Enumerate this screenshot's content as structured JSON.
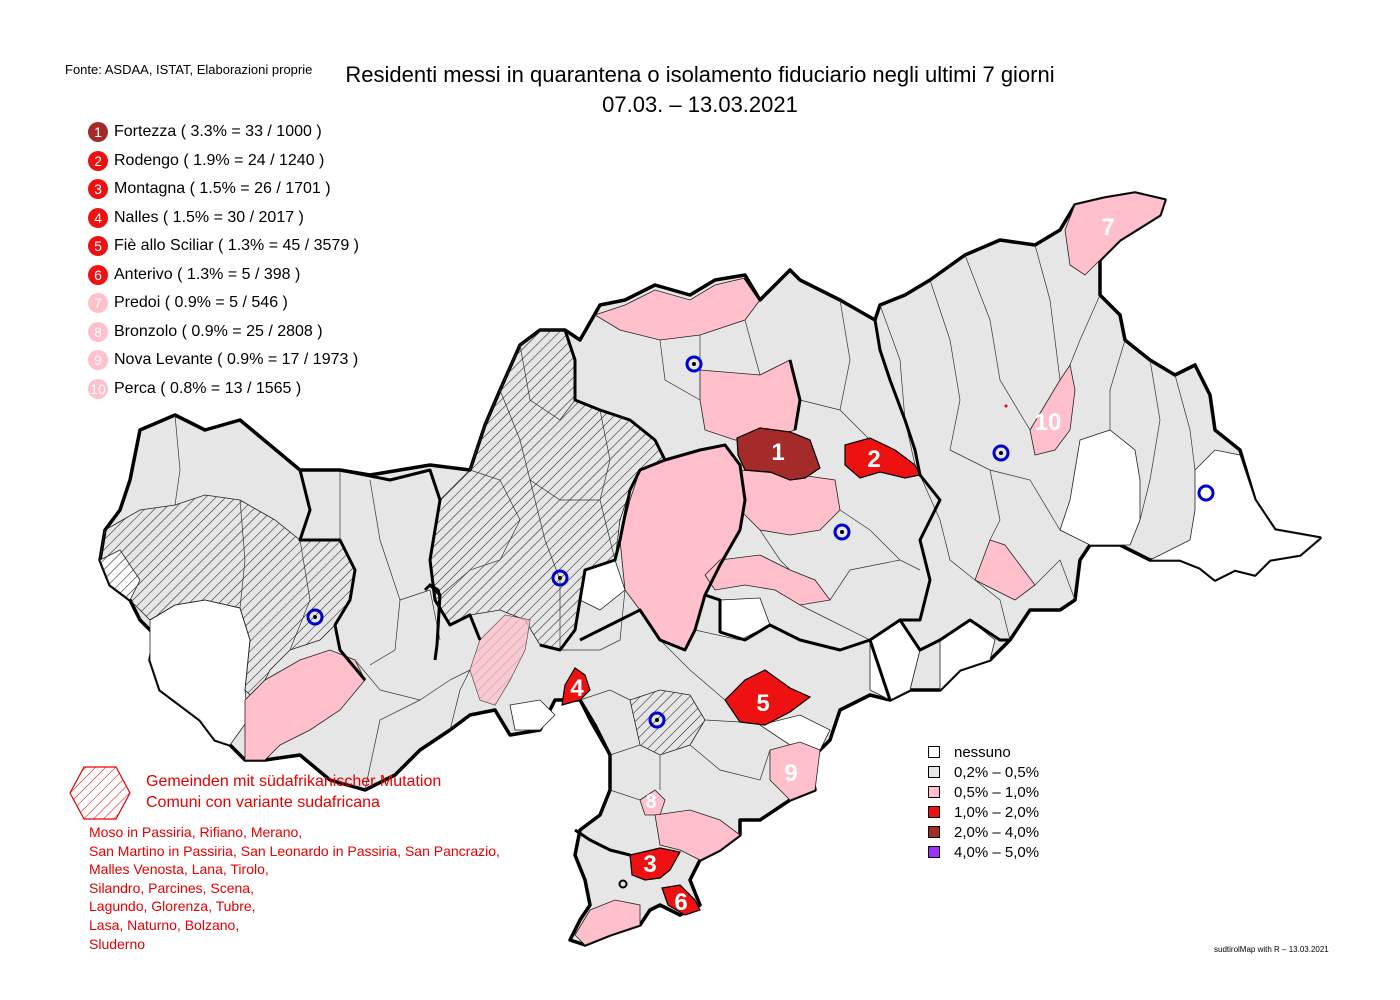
{
  "source": "Fonte: ASDAA, ISTAT, Elaborazioni proprie",
  "title": {
    "line1": "Residenti messi in quarantena o isolamento fiduciario negli ultimi 7 giorni",
    "line2": "07.03. – 13.03.2021"
  },
  "colors": {
    "none": "#ffffff",
    "c1": "#e6e6e6",
    "c2": "#ffc0cb",
    "c3": "#ee1111",
    "c4": "#a52a2a",
    "c5": "#9b30ff",
    "variant": "#e60000",
    "hospital": "#0000cc"
  },
  "ranking": [
    {
      "n": "1",
      "text": "Fortezza ( 3.3% = 33 / 1000 )",
      "color": "#a52a2a"
    },
    {
      "n": "2",
      "text": "Rodengo ( 1.9% = 24 / 1240 )",
      "color": "#ee1111"
    },
    {
      "n": "3",
      "text": "Montagna ( 1.5% = 26 / 1701 )",
      "color": "#ee1111"
    },
    {
      "n": "4",
      "text": "Nalles ( 1.5% = 30 / 2017 )",
      "color": "#ee1111"
    },
    {
      "n": "5",
      "text": "Fiè allo Sciliar ( 1.3% = 45 / 3579 )",
      "color": "#ee1111"
    },
    {
      "n": "6",
      "text": "Anterivo ( 1.3% = 5 / 398 )",
      "color": "#ee1111"
    },
    {
      "n": "7",
      "text": "Predoi ( 0.9% = 5 / 546 )",
      "color": "#ffc0cb"
    },
    {
      "n": "8",
      "text": "Bronzolo ( 0.9% = 25 / 2808 )",
      "color": "#ffc0cb"
    },
    {
      "n": "9",
      "text": "Nova Levante ( 0.9% = 17 / 1973 )",
      "color": "#ffc0cb"
    },
    {
      "n": "10",
      "text": "Perca ( 0.8% = 13 / 1565 )",
      "color": "#ffc0cb"
    }
  ],
  "variant": {
    "title_de": "Gemeinden mit südafrikanischer Mutation",
    "title_it": "Comuni con variante sudafricana",
    "lines": [
      "Moso in Passiria,  Rifiano,  Merano,",
      "San Martino in Passiria,  San Leonardo in Passiria,  San Pancrazio,",
      "Malles Venosta,  Lana,  Tirolo,",
      "Silandro,  Parcines,  Scena,",
      "Lagundo,  Glorenza,  Tubre,",
      "Lasa,  Naturno,  Bolzano,",
      "Sluderno"
    ]
  },
  "legend": [
    {
      "label": "nessuno",
      "color": "#ffffff"
    },
    {
      "label": "0,2% – 0,5%",
      "color": "#e6e6e6"
    },
    {
      "label": "0,5% – 1,0%",
      "color": "#ffc0cb"
    },
    {
      "label": "1,0% – 2,0%",
      "color": "#ee1111"
    },
    {
      "label": "2,0% – 4,0%",
      "color": "#a52a2a"
    },
    {
      "label": "4,0% – 5,0%",
      "color": "#9b30ff"
    }
  ],
  "credit": "sudtirolMap with R – 13.03.2021"
}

GIVEN REQUEST
In the records, locate each line holding the string "text" and copy it.

RESULT FOR THIS EXERCISE
      "text": "Fortezza ( 3.3% = 33 / 1000 )",
      "text": "Rodengo ( 1.9% = 24 / 1240 )",
      "text": "Montagna ( 1.5% = 26 / 1701 )",
      "text": "Nalles ( 1.5% = 30 / 2017 )",
      "text": "Fiè allo Sciliar ( 1.3% = 45 / 3579 )",
      "text": "Anterivo ( 1.3% = 5 / 398 )",
      "text": "Predoi ( 0.9% = 5 / 546 )",
      "text": "Bronzolo ( 0.9% = 25 / 2808 )",
      "text": "Nova Levante ( 0.9% = 17 / 1973 )",
      "text": "Perca ( 0.8% = 13 / 1565 )",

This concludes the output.